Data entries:
(begin)

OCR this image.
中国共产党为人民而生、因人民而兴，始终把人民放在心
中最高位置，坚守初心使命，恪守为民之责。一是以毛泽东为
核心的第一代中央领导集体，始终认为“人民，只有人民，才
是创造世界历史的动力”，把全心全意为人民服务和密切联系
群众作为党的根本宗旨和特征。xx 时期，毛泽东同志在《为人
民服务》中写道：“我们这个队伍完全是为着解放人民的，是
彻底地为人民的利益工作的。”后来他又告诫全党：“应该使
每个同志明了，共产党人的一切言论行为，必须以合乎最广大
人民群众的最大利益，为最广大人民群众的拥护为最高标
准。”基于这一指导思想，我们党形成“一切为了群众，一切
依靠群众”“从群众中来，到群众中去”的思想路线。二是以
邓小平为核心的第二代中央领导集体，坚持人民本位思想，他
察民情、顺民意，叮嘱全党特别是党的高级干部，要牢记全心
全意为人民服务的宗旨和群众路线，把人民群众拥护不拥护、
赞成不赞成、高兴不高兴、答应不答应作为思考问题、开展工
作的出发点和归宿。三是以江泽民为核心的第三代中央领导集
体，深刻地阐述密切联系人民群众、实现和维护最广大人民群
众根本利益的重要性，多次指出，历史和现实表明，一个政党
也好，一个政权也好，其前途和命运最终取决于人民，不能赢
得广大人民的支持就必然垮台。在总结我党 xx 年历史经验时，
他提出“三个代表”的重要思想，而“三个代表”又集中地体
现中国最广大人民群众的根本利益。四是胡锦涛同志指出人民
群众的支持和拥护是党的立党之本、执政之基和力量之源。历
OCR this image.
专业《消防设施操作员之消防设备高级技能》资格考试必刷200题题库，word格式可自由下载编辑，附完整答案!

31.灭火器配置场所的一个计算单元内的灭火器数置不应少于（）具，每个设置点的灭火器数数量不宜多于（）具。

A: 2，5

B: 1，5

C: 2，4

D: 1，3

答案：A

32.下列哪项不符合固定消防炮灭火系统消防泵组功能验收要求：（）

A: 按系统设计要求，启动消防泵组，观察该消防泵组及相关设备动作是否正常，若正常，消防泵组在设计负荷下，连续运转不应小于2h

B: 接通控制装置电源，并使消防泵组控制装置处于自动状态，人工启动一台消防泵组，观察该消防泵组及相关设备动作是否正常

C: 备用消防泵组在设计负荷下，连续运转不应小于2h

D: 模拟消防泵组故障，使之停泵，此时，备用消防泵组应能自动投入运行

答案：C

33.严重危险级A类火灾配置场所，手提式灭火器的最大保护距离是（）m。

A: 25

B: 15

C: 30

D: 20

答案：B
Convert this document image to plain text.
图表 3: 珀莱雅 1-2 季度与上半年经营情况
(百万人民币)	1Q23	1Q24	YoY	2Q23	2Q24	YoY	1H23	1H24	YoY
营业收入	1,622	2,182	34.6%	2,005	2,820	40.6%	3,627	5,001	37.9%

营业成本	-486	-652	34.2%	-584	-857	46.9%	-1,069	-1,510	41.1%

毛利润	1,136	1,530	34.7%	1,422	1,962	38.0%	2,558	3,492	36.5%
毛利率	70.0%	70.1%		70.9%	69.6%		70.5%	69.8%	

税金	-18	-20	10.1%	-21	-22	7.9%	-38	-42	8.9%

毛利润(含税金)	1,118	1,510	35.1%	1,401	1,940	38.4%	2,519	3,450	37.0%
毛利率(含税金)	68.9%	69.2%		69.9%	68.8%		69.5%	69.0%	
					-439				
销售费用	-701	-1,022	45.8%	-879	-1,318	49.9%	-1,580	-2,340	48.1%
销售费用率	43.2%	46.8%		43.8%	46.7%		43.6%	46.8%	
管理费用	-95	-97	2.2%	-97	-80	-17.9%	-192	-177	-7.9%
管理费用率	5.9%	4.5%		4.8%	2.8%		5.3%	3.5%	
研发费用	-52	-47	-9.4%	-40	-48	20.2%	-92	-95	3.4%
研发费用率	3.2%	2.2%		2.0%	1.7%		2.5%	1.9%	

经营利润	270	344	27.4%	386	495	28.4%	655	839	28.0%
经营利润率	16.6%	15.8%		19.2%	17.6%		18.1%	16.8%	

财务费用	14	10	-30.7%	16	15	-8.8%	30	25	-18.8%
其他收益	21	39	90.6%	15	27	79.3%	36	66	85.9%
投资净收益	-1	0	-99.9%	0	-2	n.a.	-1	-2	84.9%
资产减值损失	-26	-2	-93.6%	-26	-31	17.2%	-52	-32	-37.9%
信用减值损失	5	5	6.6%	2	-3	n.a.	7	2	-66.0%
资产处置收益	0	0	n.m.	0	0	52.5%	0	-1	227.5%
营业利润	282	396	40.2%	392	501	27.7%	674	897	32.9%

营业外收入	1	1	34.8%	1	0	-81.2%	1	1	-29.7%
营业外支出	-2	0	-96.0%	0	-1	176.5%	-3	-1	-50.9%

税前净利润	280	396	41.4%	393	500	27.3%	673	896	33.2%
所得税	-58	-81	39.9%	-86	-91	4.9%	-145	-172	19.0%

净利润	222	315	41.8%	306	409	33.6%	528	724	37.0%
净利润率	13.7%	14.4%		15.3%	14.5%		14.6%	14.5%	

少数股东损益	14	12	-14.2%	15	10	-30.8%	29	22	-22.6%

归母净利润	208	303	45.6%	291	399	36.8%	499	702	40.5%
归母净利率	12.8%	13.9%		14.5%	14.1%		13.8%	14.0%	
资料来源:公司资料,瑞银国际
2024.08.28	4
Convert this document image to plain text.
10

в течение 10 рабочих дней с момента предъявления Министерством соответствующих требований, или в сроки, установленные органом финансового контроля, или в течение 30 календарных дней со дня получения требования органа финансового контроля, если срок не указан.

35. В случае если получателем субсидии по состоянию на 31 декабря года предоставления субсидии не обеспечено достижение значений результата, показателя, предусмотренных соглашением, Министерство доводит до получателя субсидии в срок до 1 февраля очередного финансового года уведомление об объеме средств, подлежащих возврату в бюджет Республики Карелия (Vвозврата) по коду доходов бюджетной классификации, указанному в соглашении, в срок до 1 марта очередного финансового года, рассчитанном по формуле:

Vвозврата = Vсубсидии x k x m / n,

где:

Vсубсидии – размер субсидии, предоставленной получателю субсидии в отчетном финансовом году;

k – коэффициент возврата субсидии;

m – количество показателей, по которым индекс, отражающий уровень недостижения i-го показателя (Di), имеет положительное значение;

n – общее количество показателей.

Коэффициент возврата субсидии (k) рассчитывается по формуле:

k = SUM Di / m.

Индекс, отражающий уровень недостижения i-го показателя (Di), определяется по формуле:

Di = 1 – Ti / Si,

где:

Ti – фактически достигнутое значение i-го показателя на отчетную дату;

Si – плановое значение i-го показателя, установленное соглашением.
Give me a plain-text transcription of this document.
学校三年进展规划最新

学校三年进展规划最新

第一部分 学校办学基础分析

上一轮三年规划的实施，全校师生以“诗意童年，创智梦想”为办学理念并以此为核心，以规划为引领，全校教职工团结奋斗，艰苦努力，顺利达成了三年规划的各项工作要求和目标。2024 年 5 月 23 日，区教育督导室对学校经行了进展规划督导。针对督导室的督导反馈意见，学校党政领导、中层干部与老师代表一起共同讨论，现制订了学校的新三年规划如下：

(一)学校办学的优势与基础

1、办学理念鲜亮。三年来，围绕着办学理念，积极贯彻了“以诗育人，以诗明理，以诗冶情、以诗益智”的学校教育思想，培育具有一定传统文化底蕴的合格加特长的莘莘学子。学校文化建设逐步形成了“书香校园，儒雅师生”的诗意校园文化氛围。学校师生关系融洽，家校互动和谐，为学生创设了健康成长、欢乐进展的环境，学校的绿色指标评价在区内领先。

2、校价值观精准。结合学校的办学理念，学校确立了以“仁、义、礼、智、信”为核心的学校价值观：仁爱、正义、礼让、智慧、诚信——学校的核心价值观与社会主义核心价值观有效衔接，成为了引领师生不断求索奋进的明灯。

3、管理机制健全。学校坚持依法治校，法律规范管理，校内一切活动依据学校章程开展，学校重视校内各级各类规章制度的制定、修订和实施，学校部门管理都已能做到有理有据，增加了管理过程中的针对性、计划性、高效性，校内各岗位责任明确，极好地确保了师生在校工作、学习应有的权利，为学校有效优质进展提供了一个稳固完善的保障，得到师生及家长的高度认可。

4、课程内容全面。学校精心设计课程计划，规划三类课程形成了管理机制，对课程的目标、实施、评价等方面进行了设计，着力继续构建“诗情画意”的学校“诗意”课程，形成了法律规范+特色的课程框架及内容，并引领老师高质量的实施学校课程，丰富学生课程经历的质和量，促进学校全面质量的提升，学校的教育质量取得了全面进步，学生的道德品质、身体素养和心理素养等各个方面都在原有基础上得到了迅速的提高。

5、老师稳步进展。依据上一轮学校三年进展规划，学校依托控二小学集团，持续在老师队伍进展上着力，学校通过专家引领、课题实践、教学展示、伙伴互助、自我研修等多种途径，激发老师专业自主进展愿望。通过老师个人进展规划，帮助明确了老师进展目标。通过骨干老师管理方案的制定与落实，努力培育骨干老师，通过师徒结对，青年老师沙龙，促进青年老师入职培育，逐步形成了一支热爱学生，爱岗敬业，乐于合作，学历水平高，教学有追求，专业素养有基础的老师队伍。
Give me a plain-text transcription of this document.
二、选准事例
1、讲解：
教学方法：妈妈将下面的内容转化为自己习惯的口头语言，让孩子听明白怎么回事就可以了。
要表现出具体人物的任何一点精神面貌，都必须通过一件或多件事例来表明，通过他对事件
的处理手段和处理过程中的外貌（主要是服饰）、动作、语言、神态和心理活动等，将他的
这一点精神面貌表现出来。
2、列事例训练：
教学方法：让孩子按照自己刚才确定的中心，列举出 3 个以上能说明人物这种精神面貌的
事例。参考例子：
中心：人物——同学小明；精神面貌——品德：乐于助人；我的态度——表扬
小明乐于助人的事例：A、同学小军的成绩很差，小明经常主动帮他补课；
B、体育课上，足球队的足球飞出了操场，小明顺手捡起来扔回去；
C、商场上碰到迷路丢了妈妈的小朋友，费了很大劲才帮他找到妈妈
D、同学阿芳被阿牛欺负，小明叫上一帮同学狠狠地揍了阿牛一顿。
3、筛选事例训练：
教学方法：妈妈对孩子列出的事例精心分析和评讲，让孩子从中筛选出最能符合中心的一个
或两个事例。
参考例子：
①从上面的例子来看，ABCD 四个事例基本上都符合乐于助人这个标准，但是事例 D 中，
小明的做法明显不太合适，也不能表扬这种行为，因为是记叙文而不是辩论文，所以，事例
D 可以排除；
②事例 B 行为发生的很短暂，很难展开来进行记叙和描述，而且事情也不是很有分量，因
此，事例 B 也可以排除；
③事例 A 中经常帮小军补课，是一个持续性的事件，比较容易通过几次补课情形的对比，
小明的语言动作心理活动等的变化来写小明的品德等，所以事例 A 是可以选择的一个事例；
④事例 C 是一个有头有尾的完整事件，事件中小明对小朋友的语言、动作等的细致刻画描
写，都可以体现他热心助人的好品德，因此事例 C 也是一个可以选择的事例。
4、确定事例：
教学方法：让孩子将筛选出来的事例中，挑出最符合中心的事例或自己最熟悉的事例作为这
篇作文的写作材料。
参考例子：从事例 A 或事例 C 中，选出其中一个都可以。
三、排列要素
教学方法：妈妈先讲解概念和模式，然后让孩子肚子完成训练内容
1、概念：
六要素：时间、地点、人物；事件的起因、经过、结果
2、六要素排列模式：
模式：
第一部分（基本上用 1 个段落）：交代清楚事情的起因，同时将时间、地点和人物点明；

(end)

OBJECTIVE: Look through the entries and find each line that has the string "观察该消防泵组及相关设备动作是否正常". Copy those lines.

WRITTEN ANSWER:
A: 按系统设计要求，启动消防泵组，观察该消防泵组及相关设备动作是否正常，若正常，消防泵组在设计负荷下，连续运转不应小于2h
B: 接通控制装置电源，并使消防泵组控制装置处于自动状态，人工启动一台消防泵组，观察该消防泵组及相关设备动作是否正常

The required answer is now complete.